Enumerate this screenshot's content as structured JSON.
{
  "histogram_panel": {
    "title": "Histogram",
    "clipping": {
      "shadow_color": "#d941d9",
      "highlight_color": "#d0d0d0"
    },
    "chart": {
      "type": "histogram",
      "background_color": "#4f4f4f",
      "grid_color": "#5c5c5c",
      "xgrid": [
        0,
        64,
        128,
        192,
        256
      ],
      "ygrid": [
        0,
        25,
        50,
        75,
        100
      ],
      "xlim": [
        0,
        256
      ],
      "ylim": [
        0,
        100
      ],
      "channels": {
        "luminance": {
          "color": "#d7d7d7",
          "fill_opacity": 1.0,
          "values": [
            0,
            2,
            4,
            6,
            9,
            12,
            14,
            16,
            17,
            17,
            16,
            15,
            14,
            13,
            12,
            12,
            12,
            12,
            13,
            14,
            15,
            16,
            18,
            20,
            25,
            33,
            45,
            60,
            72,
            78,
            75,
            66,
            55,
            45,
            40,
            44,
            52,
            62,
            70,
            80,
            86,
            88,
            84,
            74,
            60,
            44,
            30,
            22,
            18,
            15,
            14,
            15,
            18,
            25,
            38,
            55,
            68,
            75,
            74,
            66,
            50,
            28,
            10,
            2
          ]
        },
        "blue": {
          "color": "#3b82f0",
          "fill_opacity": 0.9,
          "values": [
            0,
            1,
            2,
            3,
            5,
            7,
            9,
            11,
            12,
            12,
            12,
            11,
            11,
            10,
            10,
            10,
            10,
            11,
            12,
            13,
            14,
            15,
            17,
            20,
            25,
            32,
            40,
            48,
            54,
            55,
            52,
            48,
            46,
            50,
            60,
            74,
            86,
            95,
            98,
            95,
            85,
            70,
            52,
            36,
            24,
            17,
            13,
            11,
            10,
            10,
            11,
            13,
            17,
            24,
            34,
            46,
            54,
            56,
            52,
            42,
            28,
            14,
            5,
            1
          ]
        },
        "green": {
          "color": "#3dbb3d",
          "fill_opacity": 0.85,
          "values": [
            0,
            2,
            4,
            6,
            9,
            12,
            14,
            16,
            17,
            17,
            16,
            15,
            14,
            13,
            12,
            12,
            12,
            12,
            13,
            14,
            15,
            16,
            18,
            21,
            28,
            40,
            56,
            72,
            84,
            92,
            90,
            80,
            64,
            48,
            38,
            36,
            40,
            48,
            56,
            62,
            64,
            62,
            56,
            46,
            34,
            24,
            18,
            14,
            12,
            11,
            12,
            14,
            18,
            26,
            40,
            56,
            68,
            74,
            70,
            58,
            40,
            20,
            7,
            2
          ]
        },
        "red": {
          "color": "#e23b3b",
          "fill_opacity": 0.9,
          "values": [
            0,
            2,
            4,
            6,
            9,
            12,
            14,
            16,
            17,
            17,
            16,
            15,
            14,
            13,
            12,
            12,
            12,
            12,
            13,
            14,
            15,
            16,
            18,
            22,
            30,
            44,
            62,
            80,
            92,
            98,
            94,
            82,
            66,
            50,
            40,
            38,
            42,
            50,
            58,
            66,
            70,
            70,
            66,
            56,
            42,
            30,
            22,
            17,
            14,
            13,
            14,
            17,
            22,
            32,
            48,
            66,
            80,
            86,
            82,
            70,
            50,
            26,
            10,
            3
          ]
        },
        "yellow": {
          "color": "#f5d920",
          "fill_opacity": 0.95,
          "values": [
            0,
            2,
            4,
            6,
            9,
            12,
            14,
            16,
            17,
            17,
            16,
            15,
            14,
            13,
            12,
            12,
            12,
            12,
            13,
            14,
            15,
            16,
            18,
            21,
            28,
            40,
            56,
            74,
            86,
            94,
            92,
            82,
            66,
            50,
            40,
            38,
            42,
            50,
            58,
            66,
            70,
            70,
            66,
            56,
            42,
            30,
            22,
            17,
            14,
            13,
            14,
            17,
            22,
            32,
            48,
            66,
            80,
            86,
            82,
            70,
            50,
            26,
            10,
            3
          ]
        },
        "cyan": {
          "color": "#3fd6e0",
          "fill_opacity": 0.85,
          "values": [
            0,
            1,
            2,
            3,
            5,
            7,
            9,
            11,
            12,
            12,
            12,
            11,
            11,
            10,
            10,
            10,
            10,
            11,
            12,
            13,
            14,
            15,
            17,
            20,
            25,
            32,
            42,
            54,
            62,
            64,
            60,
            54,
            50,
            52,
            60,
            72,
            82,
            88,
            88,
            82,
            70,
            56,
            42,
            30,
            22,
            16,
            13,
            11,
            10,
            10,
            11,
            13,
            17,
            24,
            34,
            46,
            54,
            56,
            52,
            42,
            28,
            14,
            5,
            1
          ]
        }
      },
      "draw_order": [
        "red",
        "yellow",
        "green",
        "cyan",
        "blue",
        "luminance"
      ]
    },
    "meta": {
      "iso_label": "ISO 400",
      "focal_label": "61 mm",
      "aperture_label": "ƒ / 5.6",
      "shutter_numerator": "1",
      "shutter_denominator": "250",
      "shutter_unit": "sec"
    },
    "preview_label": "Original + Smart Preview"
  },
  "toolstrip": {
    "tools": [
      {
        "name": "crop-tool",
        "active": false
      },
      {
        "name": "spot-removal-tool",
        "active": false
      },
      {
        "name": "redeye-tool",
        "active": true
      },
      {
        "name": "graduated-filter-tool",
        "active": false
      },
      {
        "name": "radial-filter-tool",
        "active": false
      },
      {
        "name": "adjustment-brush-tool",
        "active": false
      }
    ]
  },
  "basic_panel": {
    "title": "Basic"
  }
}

◆ ◆ ◆ ◆ ◆ ◆ ◆

• **WHAT IS REQUIRED**: Write out all of the records above exactly as they appear.

• **WRITTEN ANSWER**:
Enumerate this screenshot's content as structured JSON.
{
  "histogram_panel": {
    "title": "Histogram",
    "clipping": {
      "shadow_color": "#d941d9",
      "highlight_color": "#d0d0d0"
    },
    "chart": {
      "type": "histogram",
      "background_color": "#4f4f4f",
      "grid_color": "#5c5c5c",
      "xgrid": [
        0,
        64,
        128,
        192,
        256
      ],
      "ygrid": [
        0,
        25,
        50,
        75,
        100
      ],
      "xlim": [
        0,
        256
      ],
      "ylim": [
        0,
        100
      ],
      "channels": {
        "luminance": {
          "color": "#d7d7d7",
          "fill_opacity": 1.0,
          "values": [
            0,
            2,
            4,
            6,
            9,
            12,
            14,
            16,
            17,
            17,
            16,
            15,
            14,
            13,
            12,
            12,
            12,
            12,
            13,
            14,
            15,
            16,
            18,
            20,
            25,
            33,
            45,
            60,
            72,
            78,
            75,
            66,
            55,
            45,
            40,
            44,
            52,
            62,
            70,
            80,
            86,
            88,
            84,
            74,
            60,
            44,
            30,
            22,
            18,
            15,
            14,
            15,
            18,
            25,
            38,
            55,
            68,
            75,
            74,
            66,
            50,
            28,
            10,
            2
          ]
        },
        "blue": {
          "color": "#3b82f0",
          "fill_opacity": 0.9,
          "values": [
            0,
            1,
            2,
            3,
            5,
            7,
            9,
            11,
            12,
            12,
            12,
            11,
            11,
            10,
            10,
            10,
            10,
            11,
            12,
            13,
            14,
            15,
            17,
            20,
            25,
            32,
            40,
            48,
            54,
            55,
            52,
            48,
            46,
            50,
            60,
            74,
            86,
            95,
            98,
            95,
            85,
            70,
            52,
            36,
            24,
            17,
            13,
            11,
            10,
            10,
            11,
            13,
            17,
            24,
            34,
            46,
            54,
            56,
            52,
            42,
            28,
            14,
            5,
            1
          ]
        },
        "green": {
          "color": "#3dbb3d",
          "fill_opacity": 0.85,
          "values": [
            0,
            2,
            4,
            6,
            9,
            12,
            14,
            16,
            17,
            17,
            16,
            15,
            14,
            13,
            12,
            12,
            12,
            12,
            13,
            14,
            15,
            16,
            18,
            21,
            28,
            40,
            56,
            72,
            84,
            92,
            90,
            80,
            64,
            48,
            38,
            36,
            40,
            48,
            56,
            62,
            64,
            62,
            56,
            46,
            34,
            24,
            18,
            14,
            12,
            11,
            12,
            14,
            18,
            26,
            40,
            56,
            68,
            74,
            70,
            58,
            40,
            20,
            7,
            2
          ]
        },
        "red": {
          "color": "#e23b3b",
          "fill_opacity": 0.9,
          "values": [
            0,
            2,
            4,
            6,
            9,
            12,
            14,
            16,
            17,
            17,
            16,
            15,
            14,
            13,
            12,
            12,
            12,
            12,
            13,
            14,
            15,
            16,
            18,
            22,
            30,
            44,
            62,
            80,
            92,
            98,
            94,
            82,
            66,
            50,
            40,
            38,
            42,
            50,
            58,
            66,
            70,
            70,
            66,
            56,
            42,
            30,
            22,
            17,
            14,
            13,
            14,
            17,
            22,
            32,
            48,
            66,
            80,
            86,
            82,
            70,
            50,
            26,
            10,
            3
          ]
        },
        "yellow": {
          "color": "#f5d920",
          "fill_opacity": 0.95,
          "values": [
            0,
            2,
            4,
            6,
            9,
            12,
            14,
            16,
            17,
            17,
            16,
            15,
            14,
            13,
            12,
            12,
            12,
            12,
            13,
            14,
            15,
            16,
            18,
            21,
            28,
            40,
            56,
            74,
            86,
            94,
            92,
            82,
            66,
            50,
            40,
            38,
            42,
            50,
            58,
            66,
            70,
            70,
            66,
            56,
            42,
            30,
            22,
            17,
            14,
            13,
            14,
            17,
            22,
            32,
            48,
            66,
            80,
            86,
            82,
            70,
            50,
            26,
            10,
            3
          ]
        },
        "cyan": {
          "color": "#3fd6e0",
          "fill_opacity": 0.85,
          "values": [
            0,
            1,
            2,
            3,
            5,
            7,
            9,
            11,
            12,
            12,
            12,
            11,
            11,
            10,
            10,
            10,
            10,
            11,
            12,
            13,
            14,
            15,
            17,
            20,
            25,
            32,
            42,
            54,
            62,
            64,
            60,
            54,
            50,
            52,
            60,
            72,
            82,
            88,
            88,
            82,
            70,
            56,
            42,
            30,
            22,
            16,
            13,
            11,
            10,
            10,
            11,
            13,
            17,
            24,
            34,
            46,
            54,
            56,
            52,
            42,
            28,
            14,
            5,
            1
          ]
        }
      },
      "draw_order": [
        "red",
        "yellow",
        "green",
        "cyan",
        "blue",
        "luminance"
      ]
    },
    "meta": {
      "iso_label": "ISO 400",
      "focal_label": "61 mm",
      "aperture_label": "ƒ / 5.6",
      "shutter_numerator": "1",
      "shutter_denominator": "250",
      "shutter_unit": "sec"
    },
    "preview_label": "Original + Smart Preview"
  },
  "toolstrip": {
    "tools": [
      {
        "name": "crop-tool",
        "active": false
      },
      {
        "name": "spot-removal-tool",
        "active": false
      },
      {
        "name": "redeye-tool",
        "active": true
      },
      {
        "name": "graduated-filter-tool",
        "active": false
      },
      {
        "name": "radial-filter-tool",
        "active": false
      },
      {
        "name": "adjustment-brush-tool",
        "active": false
      }
    ]
  },
  "basic_panel": {
    "title": "Basic"
  }
}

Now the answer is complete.